* [Exercise prompt]:
Gather every line below where "document" appears.

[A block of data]
◆ ◆ ◆ ◆ ◆ ◆ ◆

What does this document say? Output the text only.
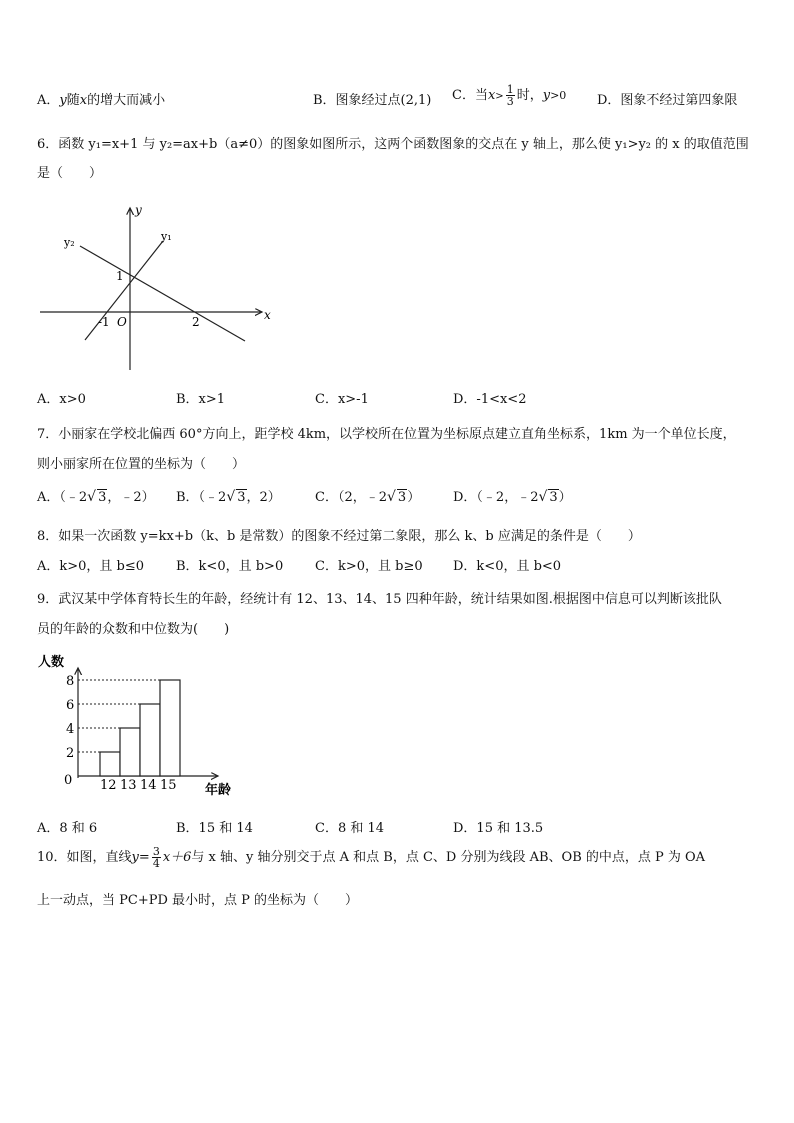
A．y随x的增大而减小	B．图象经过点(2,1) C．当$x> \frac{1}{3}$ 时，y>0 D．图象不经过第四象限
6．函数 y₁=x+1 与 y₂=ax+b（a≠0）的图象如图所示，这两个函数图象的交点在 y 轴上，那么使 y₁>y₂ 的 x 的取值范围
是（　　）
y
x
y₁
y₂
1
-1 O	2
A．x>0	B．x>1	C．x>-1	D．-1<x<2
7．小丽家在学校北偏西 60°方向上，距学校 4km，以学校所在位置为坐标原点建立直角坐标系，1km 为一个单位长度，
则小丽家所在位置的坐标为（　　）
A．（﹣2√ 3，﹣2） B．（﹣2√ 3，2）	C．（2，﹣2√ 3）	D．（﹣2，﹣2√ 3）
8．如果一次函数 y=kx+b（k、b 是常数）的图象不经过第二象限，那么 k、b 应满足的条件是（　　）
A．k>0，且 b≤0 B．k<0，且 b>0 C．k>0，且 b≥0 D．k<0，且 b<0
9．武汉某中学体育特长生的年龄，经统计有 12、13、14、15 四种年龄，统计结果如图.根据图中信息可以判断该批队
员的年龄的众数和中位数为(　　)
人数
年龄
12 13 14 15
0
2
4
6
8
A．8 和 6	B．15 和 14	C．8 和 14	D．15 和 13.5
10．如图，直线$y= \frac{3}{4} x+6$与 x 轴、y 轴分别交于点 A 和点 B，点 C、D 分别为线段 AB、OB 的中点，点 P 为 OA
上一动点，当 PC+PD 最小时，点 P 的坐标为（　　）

◆ ◆ ◆ ◆ ◆ ◆ ◆

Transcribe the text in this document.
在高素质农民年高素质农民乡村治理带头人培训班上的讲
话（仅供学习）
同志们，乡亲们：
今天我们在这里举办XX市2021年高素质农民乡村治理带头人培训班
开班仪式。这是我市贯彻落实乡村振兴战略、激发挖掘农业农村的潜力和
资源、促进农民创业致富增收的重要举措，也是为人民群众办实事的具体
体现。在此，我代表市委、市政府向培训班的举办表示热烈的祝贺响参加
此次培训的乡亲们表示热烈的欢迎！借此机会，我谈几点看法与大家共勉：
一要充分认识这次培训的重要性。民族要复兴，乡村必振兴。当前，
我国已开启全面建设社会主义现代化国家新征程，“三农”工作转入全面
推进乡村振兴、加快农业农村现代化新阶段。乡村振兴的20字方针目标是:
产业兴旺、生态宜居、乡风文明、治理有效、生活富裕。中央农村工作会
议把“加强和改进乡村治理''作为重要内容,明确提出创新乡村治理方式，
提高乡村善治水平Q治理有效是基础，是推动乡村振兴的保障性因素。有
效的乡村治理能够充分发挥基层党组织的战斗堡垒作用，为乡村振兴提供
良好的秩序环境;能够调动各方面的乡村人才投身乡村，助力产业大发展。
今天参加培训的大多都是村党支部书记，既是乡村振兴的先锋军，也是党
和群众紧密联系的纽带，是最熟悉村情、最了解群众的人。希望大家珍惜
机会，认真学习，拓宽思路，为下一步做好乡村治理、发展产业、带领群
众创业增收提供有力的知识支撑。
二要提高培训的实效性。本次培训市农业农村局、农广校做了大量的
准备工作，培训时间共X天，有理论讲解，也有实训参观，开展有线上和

◆ ◆ ◆ ◆ ◆ ◆ ◆

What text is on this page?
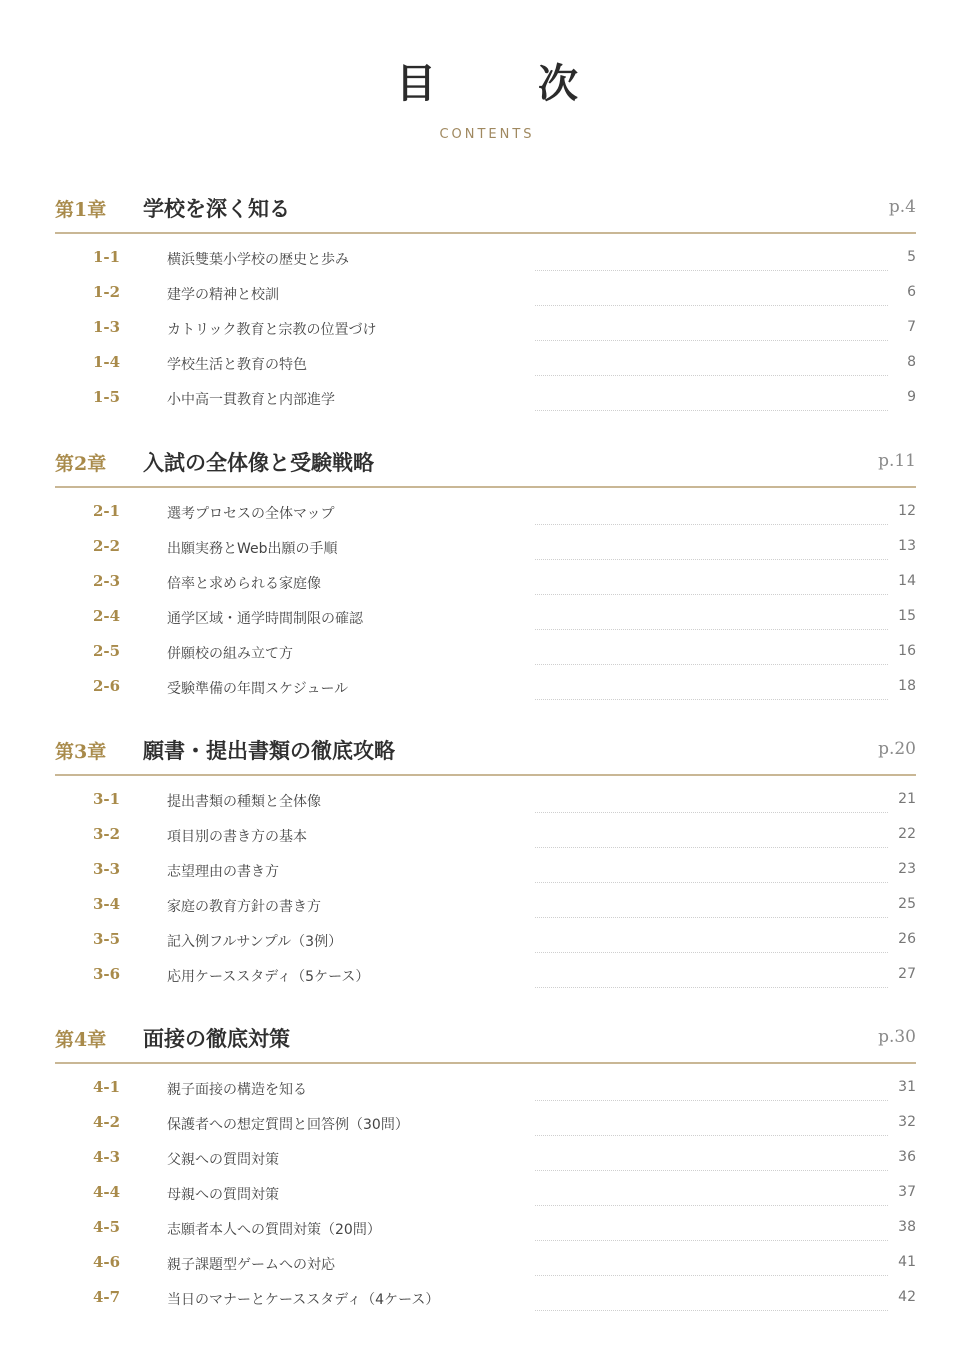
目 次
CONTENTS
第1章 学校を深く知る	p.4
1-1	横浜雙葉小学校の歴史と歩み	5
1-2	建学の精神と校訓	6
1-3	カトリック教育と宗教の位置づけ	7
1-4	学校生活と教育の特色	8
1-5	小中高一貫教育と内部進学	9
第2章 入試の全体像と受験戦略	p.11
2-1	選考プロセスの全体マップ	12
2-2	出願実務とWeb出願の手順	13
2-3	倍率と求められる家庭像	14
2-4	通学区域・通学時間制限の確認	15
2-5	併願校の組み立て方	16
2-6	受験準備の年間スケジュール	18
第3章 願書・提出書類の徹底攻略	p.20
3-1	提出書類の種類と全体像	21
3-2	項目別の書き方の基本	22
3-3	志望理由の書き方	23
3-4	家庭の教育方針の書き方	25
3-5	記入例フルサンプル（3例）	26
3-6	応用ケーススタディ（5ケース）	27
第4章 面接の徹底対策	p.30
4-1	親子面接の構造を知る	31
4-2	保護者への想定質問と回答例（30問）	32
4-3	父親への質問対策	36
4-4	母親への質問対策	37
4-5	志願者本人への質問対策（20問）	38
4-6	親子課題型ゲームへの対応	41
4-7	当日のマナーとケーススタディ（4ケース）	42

◆ ◆ ◆ ◆ ◆ ◆ ◆

* [The reply]:
What does this document say? Output the text only.
Transcribe the text in this document.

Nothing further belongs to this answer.